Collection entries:
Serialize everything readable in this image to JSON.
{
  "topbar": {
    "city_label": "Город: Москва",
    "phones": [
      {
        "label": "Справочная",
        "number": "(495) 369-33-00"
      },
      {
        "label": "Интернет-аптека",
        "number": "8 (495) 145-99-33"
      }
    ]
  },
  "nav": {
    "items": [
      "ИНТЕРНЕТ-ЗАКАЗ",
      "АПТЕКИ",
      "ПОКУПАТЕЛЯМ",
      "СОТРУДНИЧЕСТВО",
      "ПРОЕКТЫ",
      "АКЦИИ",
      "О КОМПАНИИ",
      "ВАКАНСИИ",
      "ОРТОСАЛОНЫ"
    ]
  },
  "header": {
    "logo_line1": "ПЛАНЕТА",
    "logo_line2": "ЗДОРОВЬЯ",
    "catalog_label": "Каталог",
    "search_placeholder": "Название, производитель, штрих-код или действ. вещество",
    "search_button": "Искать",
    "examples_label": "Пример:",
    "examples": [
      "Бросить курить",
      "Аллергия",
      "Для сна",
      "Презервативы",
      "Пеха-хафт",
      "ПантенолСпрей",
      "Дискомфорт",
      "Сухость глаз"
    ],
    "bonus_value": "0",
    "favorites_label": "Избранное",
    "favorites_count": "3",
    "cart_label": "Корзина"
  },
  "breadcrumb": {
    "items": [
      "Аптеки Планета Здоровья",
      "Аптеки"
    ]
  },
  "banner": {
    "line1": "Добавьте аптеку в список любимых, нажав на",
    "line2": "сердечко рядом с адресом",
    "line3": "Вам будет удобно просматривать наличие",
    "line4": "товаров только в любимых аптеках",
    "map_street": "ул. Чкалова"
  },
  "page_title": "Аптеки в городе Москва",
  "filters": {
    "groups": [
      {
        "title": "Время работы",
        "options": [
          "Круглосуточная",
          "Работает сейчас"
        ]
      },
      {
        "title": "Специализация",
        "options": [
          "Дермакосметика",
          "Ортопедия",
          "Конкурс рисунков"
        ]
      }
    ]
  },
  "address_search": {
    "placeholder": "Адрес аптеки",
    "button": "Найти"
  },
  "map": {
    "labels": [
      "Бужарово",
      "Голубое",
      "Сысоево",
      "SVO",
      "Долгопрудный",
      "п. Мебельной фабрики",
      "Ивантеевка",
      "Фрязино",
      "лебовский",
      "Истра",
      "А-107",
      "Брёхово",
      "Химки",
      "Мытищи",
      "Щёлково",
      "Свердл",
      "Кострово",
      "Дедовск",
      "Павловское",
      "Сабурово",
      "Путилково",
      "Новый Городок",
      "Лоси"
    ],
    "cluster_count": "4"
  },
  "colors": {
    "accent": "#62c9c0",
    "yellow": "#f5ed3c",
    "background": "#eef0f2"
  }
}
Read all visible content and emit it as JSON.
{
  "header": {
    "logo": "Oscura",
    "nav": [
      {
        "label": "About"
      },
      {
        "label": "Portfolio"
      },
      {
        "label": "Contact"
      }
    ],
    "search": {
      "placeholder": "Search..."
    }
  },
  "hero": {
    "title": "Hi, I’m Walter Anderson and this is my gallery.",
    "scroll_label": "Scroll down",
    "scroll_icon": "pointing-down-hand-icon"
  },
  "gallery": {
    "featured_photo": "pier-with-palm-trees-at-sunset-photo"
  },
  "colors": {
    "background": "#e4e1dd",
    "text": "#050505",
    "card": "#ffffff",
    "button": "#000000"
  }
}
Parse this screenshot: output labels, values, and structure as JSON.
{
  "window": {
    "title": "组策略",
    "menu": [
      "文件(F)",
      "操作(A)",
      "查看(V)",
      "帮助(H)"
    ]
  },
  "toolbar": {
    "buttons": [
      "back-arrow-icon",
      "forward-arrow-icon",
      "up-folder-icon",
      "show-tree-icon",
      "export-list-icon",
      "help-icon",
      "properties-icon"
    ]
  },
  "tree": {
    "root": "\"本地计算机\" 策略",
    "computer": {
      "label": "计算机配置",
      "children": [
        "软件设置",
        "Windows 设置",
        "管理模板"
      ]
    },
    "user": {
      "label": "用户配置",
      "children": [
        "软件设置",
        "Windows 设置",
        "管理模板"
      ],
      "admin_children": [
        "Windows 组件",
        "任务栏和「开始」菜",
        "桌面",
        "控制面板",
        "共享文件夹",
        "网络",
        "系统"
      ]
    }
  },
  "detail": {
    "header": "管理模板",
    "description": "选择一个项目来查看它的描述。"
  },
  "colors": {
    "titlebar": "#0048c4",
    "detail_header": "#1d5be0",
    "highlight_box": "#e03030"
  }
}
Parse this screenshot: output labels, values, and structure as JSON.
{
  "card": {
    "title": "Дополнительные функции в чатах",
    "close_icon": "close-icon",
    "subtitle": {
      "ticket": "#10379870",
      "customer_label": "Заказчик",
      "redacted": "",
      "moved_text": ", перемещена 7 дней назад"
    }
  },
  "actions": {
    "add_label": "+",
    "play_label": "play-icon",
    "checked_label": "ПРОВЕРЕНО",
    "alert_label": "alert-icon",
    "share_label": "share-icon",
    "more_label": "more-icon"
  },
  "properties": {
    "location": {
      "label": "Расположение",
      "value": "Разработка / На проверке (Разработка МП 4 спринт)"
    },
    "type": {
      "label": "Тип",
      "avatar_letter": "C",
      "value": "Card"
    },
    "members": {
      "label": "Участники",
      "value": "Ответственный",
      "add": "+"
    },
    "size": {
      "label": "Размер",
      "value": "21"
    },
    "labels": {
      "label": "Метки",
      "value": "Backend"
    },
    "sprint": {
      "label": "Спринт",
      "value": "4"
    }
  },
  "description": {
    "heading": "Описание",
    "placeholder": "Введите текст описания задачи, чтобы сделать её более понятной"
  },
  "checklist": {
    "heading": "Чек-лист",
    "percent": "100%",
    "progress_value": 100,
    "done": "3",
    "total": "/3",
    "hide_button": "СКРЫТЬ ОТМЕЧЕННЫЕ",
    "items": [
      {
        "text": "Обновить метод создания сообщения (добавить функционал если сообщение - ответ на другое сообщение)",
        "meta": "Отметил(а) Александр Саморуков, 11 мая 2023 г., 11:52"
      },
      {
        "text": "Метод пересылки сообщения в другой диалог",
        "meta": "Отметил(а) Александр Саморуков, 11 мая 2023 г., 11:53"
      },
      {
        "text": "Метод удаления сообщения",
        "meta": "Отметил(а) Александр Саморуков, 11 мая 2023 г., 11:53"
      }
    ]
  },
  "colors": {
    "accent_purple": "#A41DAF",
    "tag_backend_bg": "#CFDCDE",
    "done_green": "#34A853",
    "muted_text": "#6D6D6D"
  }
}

- _EXERCISE AIM_:
Repeat back the data above, exact to the last character.

- _ANSWER IN FULL_:
Serialize everything readable in this image to JSON.
{
  "topbar": {
    "city_label": "Город: Москва",
    "phones": [
      {
        "label": "Справочная",
        "number": "(495) 369-33-00"
      },
      {
        "label": "Интернет-аптека",
        "number": "8 (495) 145-99-33"
      }
    ]
  },
  "nav": {
    "items": [
      "ИНТЕРНЕТ-ЗАКАЗ",
      "АПТЕКИ",
      "ПОКУПАТЕЛЯМ",
      "СОТРУДНИЧЕСТВО",
      "ПРОЕКТЫ",
      "АКЦИИ",
      "О КОМПАНИИ",
      "ВАКАНСИИ",
      "ОРТОСАЛОНЫ"
    ]
  },
  "header": {
    "logo_line1": "ПЛАНЕТА",
    "logo_line2": "ЗДОРОВЬЯ",
    "catalog_label": "Каталог",
    "search_placeholder": "Название, производитель, штрих-код или действ. вещество",
    "search_button": "Искать",
    "examples_label": "Пример:",
    "examples": [
      "Бросить курить",
      "Аллергия",
      "Для сна",
      "Презервативы",
      "Пеха-хафт",
      "ПантенолСпрей",
      "Дискомфорт",
      "Сухость глаз"
    ],
    "bonus_value": "0",
    "favorites_label": "Избранное",
    "favorites_count": "3",
    "cart_label": "Корзина"
  },
  "breadcrumb": {
    "items": [
      "Аптеки Планета Здоровья",
      "Аптеки"
    ]
  },
  "banner": {
    "line1": "Добавьте аптеку в список любимых, нажав на",
    "line2": "сердечко рядом с адресом",
    "line3": "Вам будет удобно просматривать наличие",
    "line4": "товаров только в любимых аптеках",
    "map_street": "ул. Чкалова"
  },
  "page_title": "Аптеки в городе Москва",
  "filters": {
    "groups": [
      {
        "title": "Время работы",
        "options": [
          "Круглосуточная",
          "Работает сейчас"
        ]
      },
      {
        "title": "Специализация",
        "options": [
          "Дермакосметика",
          "Ортопедия",
          "Конкурс рисунков"
        ]
      }
    ]
  },
  "address_search": {
    "placeholder": "Адрес аптеки",
    "button": "Найти"
  },
  "map": {
    "labels": [
      "Бужарово",
      "Голубое",
      "Сысоево",
      "SVO",
      "Долгопрудный",
      "п. Мебельной фабрики",
      "Ивантеевка",
      "Фрязино",
      "лебовский",
      "Истра",
      "А-107",
      "Брёхово",
      "Химки",
      "Мытищи",
      "Щёлково",
      "Свердл",
      "Кострово",
      "Дедовск",
      "Павловское",
      "Сабурово",
      "Путилково",
      "Новый Городок",
      "Лоси"
    ],
    "cluster_count": "4"
  },
  "colors": {
    "accent": "#62c9c0",
    "yellow": "#f5ed3c",
    "background": "#eef0f2"
  }
}
Read all visible content and emit it as JSON.
{
  "header": {
    "logo": "Oscura",
    "nav": [
      {
        "label": "About"
      },
      {
        "label": "Portfolio"
      },
      {
        "label": "Contact"
      }
    ],
    "search": {
      "placeholder": "Search..."
    }
  },
  "hero": {
    "title": "Hi, I’m Walter Anderson and this is my gallery.",
    "scroll_label": "Scroll down",
    "scroll_icon": "pointing-down-hand-icon"
  },
  "gallery": {
    "featured_photo": "pier-with-palm-trees-at-sunset-photo"
  },
  "colors": {
    "background": "#e4e1dd",
    "text": "#050505",
    "card": "#ffffff",
    "button": "#000000"
  }
}
Parse this screenshot: output labels, values, and structure as JSON.
{
  "window": {
    "title": "组策略",
    "menu": [
      "文件(F)",
      "操作(A)",
      "查看(V)",
      "帮助(H)"
    ]
  },
  "toolbar": {
    "buttons": [
      "back-arrow-icon",
      "forward-arrow-icon",
      "up-folder-icon",
      "show-tree-icon",
      "export-list-icon",
      "help-icon",
      "properties-icon"
    ]
  },
  "tree": {
    "root": "\"本地计算机\" 策略",
    "computer": {
      "label": "计算机配置",
      "children": [
        "软件设置",
        "Windows 设置",
        "管理模板"
      ]
    },
    "user": {
      "label": "用户配置",
      "children": [
        "软件设置",
        "Windows 设置",
        "管理模板"
      ],
      "admin_children": [
        "Windows 组件",
        "任务栏和「开始」菜",
        "桌面",
        "控制面板",
        "共享文件夹",
        "网络",
        "系统"
      ]
    }
  },
  "detail": {
    "header": "管理模板",
    "description": "选择一个项目来查看它的描述。"
  },
  "colors": {
    "titlebar": "#0048c4",
    "detail_header": "#1d5be0",
    "highlight_box": "#e03030"
  }
}
Parse this screenshot: output labels, values, and structure as JSON.
{
  "card": {
    "title": "Дополнительные функции в чатах",
    "close_icon": "close-icon",
    "subtitle": {
      "ticket": "#10379870",
      "customer_label": "Заказчик",
      "redacted": "",
      "moved_text": ", перемещена 7 дней назад"
    }
  },
  "actions": {
    "add_label": "+",
    "play_label": "play-icon",
    "checked_label": "ПРОВЕРЕНО",
    "alert_label": "alert-icon",
    "share_label": "share-icon",
    "more_label": "more-icon"
  },
  "properties": {
    "location": {
      "label": "Расположение",
      "value": "Разработка / На проверке (Разработка МП 4 спринт)"
    },
    "type": {
      "label": "Тип",
      "avatar_letter": "C",
      "value": "Card"
    },
    "members": {
      "label": "Участники",
      "value": "Ответственный",
      "add": "+"
    },
    "size": {
      "label": "Размер",
      "value": "21"
    },
    "labels": {
      "label": "Метки",
      "value": "Backend"
    },
    "sprint": {
      "label": "Спринт",
      "value": "4"
    }
  },
  "description": {
    "heading": "Описание",
    "placeholder": "Введите текст описания задачи, чтобы сделать её более понятной"
  },
  "checklist": {
    "heading": "Чек-лист",
    "percent": "100%",
    "progress_value": 100,
    "done": "3",
    "total": "/3",
    "hide_button": "СКРЫТЬ ОТМЕЧЕННЫЕ",
    "items": [
      {
        "text": "Обновить метод создания сообщения (добавить функционал если сообщение - ответ на другое сообщение)",
        "meta": "Отметил(а) Александр Саморуков, 11 мая 2023 г., 11:52"
      },
      {
        "text": "Метод пересылки сообщения в другой диалог",
        "meta": "Отметил(а) Александр Саморуков, 11 мая 2023 г., 11:53"
      },
      {
        "text": "Метод удаления сообщения",
        "meta": "Отметил(а) Александр Саморуков, 11 мая 2023 г., 11:53"
      }
    ]
  },
  "colors": {
    "accent_purple": "#A41DAF",
    "tag_backend_bg": "#CFDCDE",
    "done_green": "#34A853",
    "muted_text": "#6D6D6D"
  }
}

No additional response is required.